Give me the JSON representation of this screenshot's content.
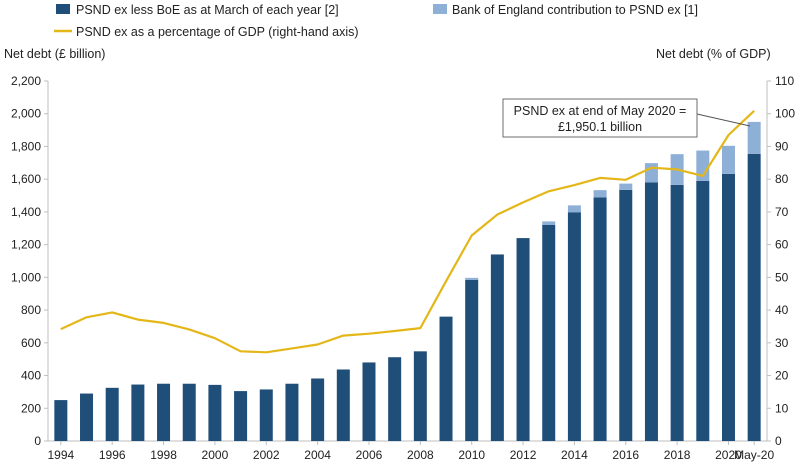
{
  "chart_data": {
    "type": "bar",
    "stacked": true,
    "categories": [
      "1994",
      "1995",
      "1996",
      "1997",
      "1998",
      "1999",
      "2000",
      "2001",
      "2002",
      "2003",
      "2004",
      "2005",
      "2006",
      "2007",
      "2008",
      "2009",
      "2010",
      "2011",
      "2012",
      "2013",
      "2014",
      "2015",
      "2016",
      "2017",
      "2018",
      "2019",
      "2020",
      "May-20"
    ],
    "x_tick_labels": [
      "1994",
      "",
      "1996",
      "",
      "1998",
      "",
      "2000",
      "",
      "2002",
      "",
      "2004",
      "",
      "2006",
      "",
      "2008",
      "",
      "2010",
      "",
      "2012",
      "",
      "2014",
      "",
      "2016",
      "",
      "2018",
      "",
      "2020",
      "May-20"
    ],
    "series": [
      {
        "name": "PSND ex less BoE as at March of each year [2]",
        "kind": "bar",
        "axis": "left",
        "color": "#1f4e79",
        "values": [
          250,
          290,
          325,
          345,
          350,
          350,
          343,
          305,
          315,
          350,
          382,
          437,
          480,
          512,
          548,
          760,
          985,
          1140,
          1240,
          1320,
          1398,
          1488,
          1535,
          1580,
          1565,
          1590,
          1632,
          1755
        ]
      },
      {
        "name": "Bank of England contribution to PSND ex [1]",
        "kind": "bar",
        "axis": "left",
        "color": "#8fb0d6",
        "values": [
          0,
          0,
          0,
          0,
          0,
          0,
          0,
          0,
          0,
          0,
          0,
          0,
          0,
          0,
          0,
          0,
          12,
          0,
          0,
          22,
          42,
          45,
          38,
          118,
          188,
          185,
          172,
          195
        ]
      },
      {
        "name": "PSND ex as a percentage of GDP (right-hand axis)",
        "kind": "line",
        "axis": "right",
        "color": "#e4b719",
        "values": [
          34.2,
          37.8,
          39.3,
          37.1,
          36.1,
          34.1,
          31.4,
          27.4,
          27.1,
          28.3,
          29.5,
          32.2,
          32.8,
          33.6,
          34.5,
          48.8,
          62.8,
          69.2,
          72.9,
          76.3,
          78.2,
          80.4,
          79.8,
          83.5,
          83.0,
          81.0,
          93.5,
          100.9
        ]
      }
    ],
    "ylabel": "Net debt (£ billion)",
    "y2label": "Net debt (% of GDP)",
    "ylim": [
      0,
      2200
    ],
    "y2lim": [
      0,
      110
    ],
    "yticks": [
      "0",
      "200",
      "400",
      "600",
      "800",
      "1,000",
      "1,200",
      "1,400",
      "1,600",
      "1,800",
      "2,000",
      "2,200"
    ],
    "y2ticks": [
      "0",
      "10",
      "20",
      "30",
      "40",
      "50",
      "60",
      "70",
      "80",
      "90",
      "100",
      "110"
    ],
    "annotation": {
      "line1": "PSND ex at end of May 2020 =",
      "line2": "£1,950.1 billion"
    },
    "legend_placement": "top",
    "grid": false
  }
}
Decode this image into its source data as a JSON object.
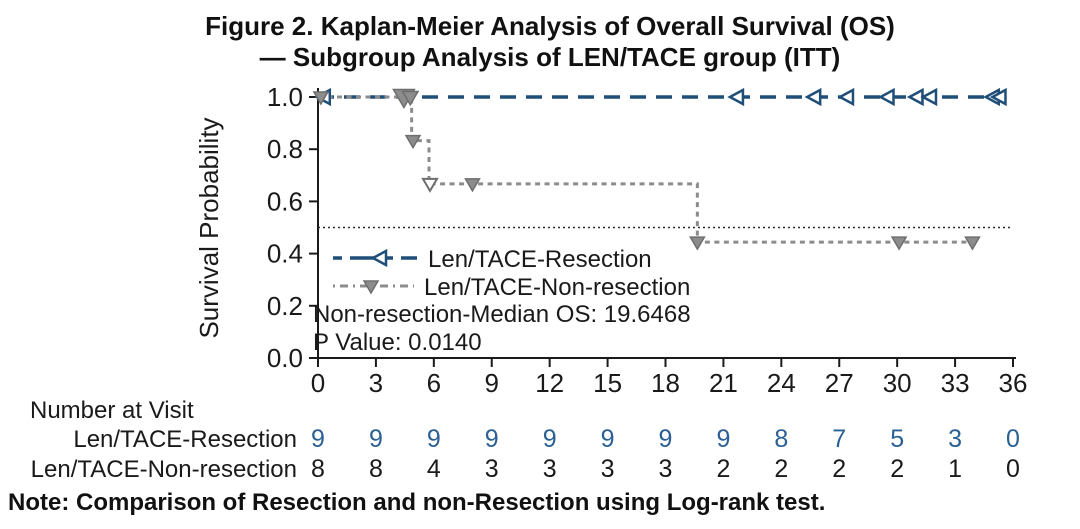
{
  "title": {
    "line1": "Figure 2. Kaplan-Meier Analysis of Overall Survival (OS)",
    "line2": "— Subgroup Analysis of LEN/TACE group (ITT)"
  },
  "colors": {
    "resection": "#1f4e79",
    "non_resection": "#8c8c8c",
    "marker_outline": "#6e6e6e",
    "axis": "#1a1a1a",
    "reference_line": "#2b2b2b",
    "at_risk_resection_numbers": "#2b6095",
    "at_risk_non_resection_numbers": "#1a1a1a"
  },
  "chart_data": {
    "type": "line",
    "subtype": "kaplan-meier-step",
    "title": "Figure 2. Kaplan-Meier Analysis of Overall Survival (OS) — Subgroup Analysis of LEN/TACE group (ITT)",
    "xlabel": "",
    "ylabel": "Survival Probability",
    "xlim": [
      0,
      36
    ],
    "ylim": [
      0,
      1
    ],
    "x_ticks": [
      0,
      3,
      6,
      9,
      12,
      15,
      18,
      21,
      24,
      27,
      30,
      33,
      36
    ],
    "y_ticks": [
      0.0,
      0.2,
      0.4,
      0.6,
      0.8,
      1.0
    ],
    "grid": false,
    "reference_line_y": 0.5,
    "legend_position": "inside-lower-left",
    "series": [
      {
        "name": "Len/TACE-Resection",
        "color": "#1f4e79",
        "line_style": "long-dash",
        "marker": "open-left-triangle",
        "step_points": [
          [
            0,
            1.0
          ],
          [
            35.3,
            1.0
          ]
        ],
        "markers": [
          [
            0.3,
            1.0
          ],
          [
            21.7,
            1.0
          ],
          [
            25.7,
            1.0
          ],
          [
            27.4,
            1.0
          ],
          [
            29.5,
            1.0
          ],
          [
            31.0,
            1.0
          ],
          [
            31.7,
            1.0
          ],
          [
            34.95,
            1.0
          ],
          [
            35.3,
            1.0
          ]
        ]
      },
      {
        "name": "Len/TACE-Non-resection",
        "color": "#8c8c8c",
        "line_style": "short-dash",
        "marker": "filled-down-triangle",
        "step_points": [
          [
            0,
            1.0
          ],
          [
            4.85,
            1.0
          ],
          [
            4.85,
            0.833
          ],
          [
            5.75,
            0.833
          ],
          [
            5.75,
            0.667
          ],
          [
            19.65,
            0.667
          ],
          [
            19.65,
            0.444
          ],
          [
            34.2,
            0.444
          ]
        ],
        "markers": [
          [
            0.15,
            1.0
          ],
          [
            4.45,
            1.0,
            1.5
          ],
          [
            4.78,
            1.0,
            1.1
          ],
          [
            4.92,
            0.833
          ],
          [
            8.0,
            0.667
          ],
          [
            19.65,
            0.444
          ],
          [
            30.1,
            0.444
          ],
          [
            33.9,
            0.444
          ]
        ],
        "markers_open": [
          [
            5.8,
            0.667
          ]
        ]
      }
    ],
    "annotations": [
      "Non-resection-Median OS: 19.6468",
      "P Value: 0.0140"
    ],
    "median_os_non_resection": "19.6468",
    "p_value": "0.0140"
  },
  "at_risk": {
    "header": "Number at Visit",
    "rows": [
      {
        "label": "Len/TACE-Resection",
        "color": "#2b6095",
        "counts": [
          9,
          9,
          9,
          9,
          9,
          9,
          9,
          9,
          8,
          7,
          5,
          3,
          0
        ]
      },
      {
        "label": "Len/TACE-Non-resection",
        "color": "#1a1a1a",
        "counts": [
          8,
          8,
          4,
          3,
          3,
          3,
          3,
          2,
          2,
          2,
          2,
          1,
          0
        ]
      }
    ]
  },
  "note": "Note: Comparison of Resection and non-Resection using Log-rank test."
}
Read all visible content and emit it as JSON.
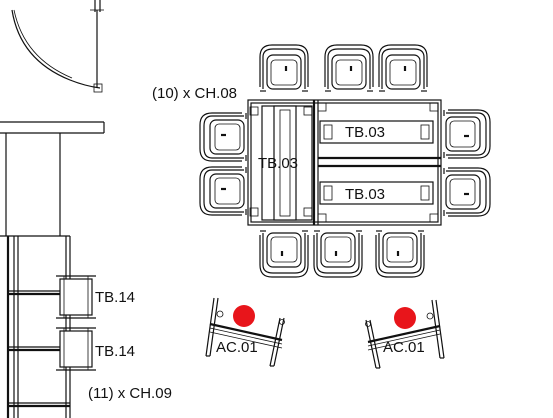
{
  "labels": {
    "chair_count_top": "(10) x CH.08",
    "table_left": "TB.03",
    "table_right_top": "TB.03",
    "table_right_bottom": "TB.03",
    "small_table_1": "TB.14",
    "small_table_2": "TB.14",
    "armchair_left": "AC.01",
    "armchair_right": "AC.01",
    "chair_count_bottom": "(11) x CH.09"
  },
  "colors": {
    "line": "#111111",
    "marker": "#e8151b",
    "background": "#ffffff"
  },
  "icons": {
    "chair": "chair-symbol-icon",
    "armchair": "lounge-armchair-icon",
    "marker": "red-dot-marker-icon"
  }
}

■ ■ ■ ■ ■ ■ ■

■ What you are asked to do ■
Scan the lines for the string "Figure". Copy out each line that matches.

■ Complete answer ■
    "line1": "Figure 2. Kaplan-Meier Analysis of Overall Survival (OS)",
    "title": "Figure 2. Kaplan-Meier Analysis of Overall Survival (OS) — Subgroup Analysis of LEN/TACE group (ITT)",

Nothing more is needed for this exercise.